▸ Instructions to follow
Would you output all the entries below without altering a word?

*** Opening of Listed entries ***

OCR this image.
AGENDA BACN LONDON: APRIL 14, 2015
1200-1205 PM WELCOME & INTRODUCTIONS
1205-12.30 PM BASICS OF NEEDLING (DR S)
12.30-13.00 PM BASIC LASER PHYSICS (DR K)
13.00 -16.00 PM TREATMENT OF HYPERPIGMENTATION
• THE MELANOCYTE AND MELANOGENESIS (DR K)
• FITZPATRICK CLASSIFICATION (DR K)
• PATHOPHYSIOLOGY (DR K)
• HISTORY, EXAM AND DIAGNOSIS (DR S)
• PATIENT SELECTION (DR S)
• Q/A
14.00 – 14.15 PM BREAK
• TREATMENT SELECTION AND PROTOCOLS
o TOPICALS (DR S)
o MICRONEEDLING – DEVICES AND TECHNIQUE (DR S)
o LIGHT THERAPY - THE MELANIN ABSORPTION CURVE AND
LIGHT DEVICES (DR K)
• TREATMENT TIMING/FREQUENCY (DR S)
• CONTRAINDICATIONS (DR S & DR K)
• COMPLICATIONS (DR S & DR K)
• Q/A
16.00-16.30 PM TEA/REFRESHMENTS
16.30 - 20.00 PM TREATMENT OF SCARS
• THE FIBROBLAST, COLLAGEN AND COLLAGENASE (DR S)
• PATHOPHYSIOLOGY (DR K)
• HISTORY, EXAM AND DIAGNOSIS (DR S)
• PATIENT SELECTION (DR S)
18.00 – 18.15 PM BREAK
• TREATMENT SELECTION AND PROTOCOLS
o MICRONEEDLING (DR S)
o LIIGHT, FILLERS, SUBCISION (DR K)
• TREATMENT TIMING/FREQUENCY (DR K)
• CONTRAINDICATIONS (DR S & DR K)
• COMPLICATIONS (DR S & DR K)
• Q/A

*** Close of Listed entries ***

▸ The answer
OCR this image.
AGENDA BACN LONDON: APRIL 14, 2015
1200-1205 PM WELCOME & INTRODUCTIONS
1205-12.30 PM BASICS OF NEEDLING (DR S)
12.30-13.00 PM BASIC LASER PHYSICS (DR K)
13.00 -16.00 PM TREATMENT OF HYPERPIGMENTATION
• THE MELANOCYTE AND MELANOGENESIS (DR K)
• FITZPATRICK CLASSIFICATION (DR K)
• PATHOPHYSIOLOGY (DR K)
• HISTORY, EXAM AND DIAGNOSIS (DR S)
• PATIENT SELECTION (DR S)
• Q/A
14.00 – 14.15 PM BREAK
• TREATMENT SELECTION AND PROTOCOLS
o TOPICALS (DR S)
o MICRONEEDLING – DEVICES AND TECHNIQUE (DR S)
o LIGHT THERAPY - THE MELANIN ABSORPTION CURVE AND
LIGHT DEVICES (DR K)
• TREATMENT TIMING/FREQUENCY (DR S)
• CONTRAINDICATIONS (DR S & DR K)
• COMPLICATIONS (DR S & DR K)
• Q/A
16.00-16.30 PM TEA/REFRESHMENTS
16.30 - 20.00 PM TREATMENT OF SCARS
• THE FIBROBLAST, COLLAGEN AND COLLAGENASE (DR S)
• PATHOPHYSIOLOGY (DR K)
• HISTORY, EXAM AND DIAGNOSIS (DR S)
• PATIENT SELECTION (DR S)
18.00 – 18.15 PM BREAK
• TREATMENT SELECTION AND PROTOCOLS
o MICRONEEDLING (DR S)
o LIIGHT, FILLERS, SUBCISION (DR K)
• TREATMENT TIMING/FREQUENCY (DR K)
• CONTRAINDICATIONS (DR S & DR K)
• COMPLICATIONS (DR S & DR K)
• Q/A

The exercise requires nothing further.